Material to process:
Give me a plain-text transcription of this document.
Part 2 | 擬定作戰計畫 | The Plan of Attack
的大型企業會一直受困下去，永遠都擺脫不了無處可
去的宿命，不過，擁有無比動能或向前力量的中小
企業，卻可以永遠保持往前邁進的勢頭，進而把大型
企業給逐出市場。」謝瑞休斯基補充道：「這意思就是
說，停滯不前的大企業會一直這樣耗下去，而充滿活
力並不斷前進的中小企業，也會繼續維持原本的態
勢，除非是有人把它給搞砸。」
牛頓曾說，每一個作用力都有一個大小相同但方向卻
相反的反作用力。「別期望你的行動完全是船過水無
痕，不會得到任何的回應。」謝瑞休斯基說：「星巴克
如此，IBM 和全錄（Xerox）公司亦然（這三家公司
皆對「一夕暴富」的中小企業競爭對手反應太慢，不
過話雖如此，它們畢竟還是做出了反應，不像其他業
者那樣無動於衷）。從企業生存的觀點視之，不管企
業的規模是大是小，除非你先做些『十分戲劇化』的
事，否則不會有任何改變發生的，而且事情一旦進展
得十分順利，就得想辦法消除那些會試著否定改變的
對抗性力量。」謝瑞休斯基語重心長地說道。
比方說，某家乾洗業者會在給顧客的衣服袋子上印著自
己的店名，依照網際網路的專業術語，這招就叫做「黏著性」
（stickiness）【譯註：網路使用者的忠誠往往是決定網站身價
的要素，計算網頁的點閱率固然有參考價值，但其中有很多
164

Work to be completed:
Output every line above without altering anything.

Result for this task:
Give me a plain-text transcription of this document.
Part 2 | 擬定作戰計畫 | The Plan of Attack
的大型企業會一直受困下去，永遠都擺脫不了無處可
去的宿命，不過，擁有無比動能或向前力量的中小
企業，卻可以永遠保持往前邁進的勢頭，進而把大型
企業給逐出市場。」謝瑞休斯基補充道：「這意思就是
說，停滯不前的大企業會一直這樣耗下去，而充滿活
力並不斷前進的中小企業，也會繼續維持原本的態
勢，除非是有人把它給搞砸。」
牛頓曾說，每一個作用力都有一個大小相同但方向卻
相反的反作用力。「別期望你的行動完全是船過水無
痕，不會得到任何的回應。」謝瑞休斯基說：「星巴克
如此，IBM 和全錄（Xerox）公司亦然（這三家公司
皆對「一夕暴富」的中小企業競爭對手反應太慢，不
過話雖如此，它們畢竟還是做出了反應，不像其他業
者那樣無動於衷）。從企業生存的觀點視之，不管企
業的規模是大是小，除非你先做些『十分戲劇化』的
事，否則不會有任何改變發生的，而且事情一旦進展
得十分順利，就得想辦法消除那些會試著否定改變的
對抗性力量。」謝瑞休斯基語重心長地說道。
比方說，某家乾洗業者會在給顧客的衣服袋子上印著自
己的店名，依照網際網路的專業術語，這招就叫做「黏著性」
（stickiness）【譯註：網路使用者的忠誠往往是決定網站身價
的要素，計算網頁的點閱率固然有參考價值，但其中有很多
164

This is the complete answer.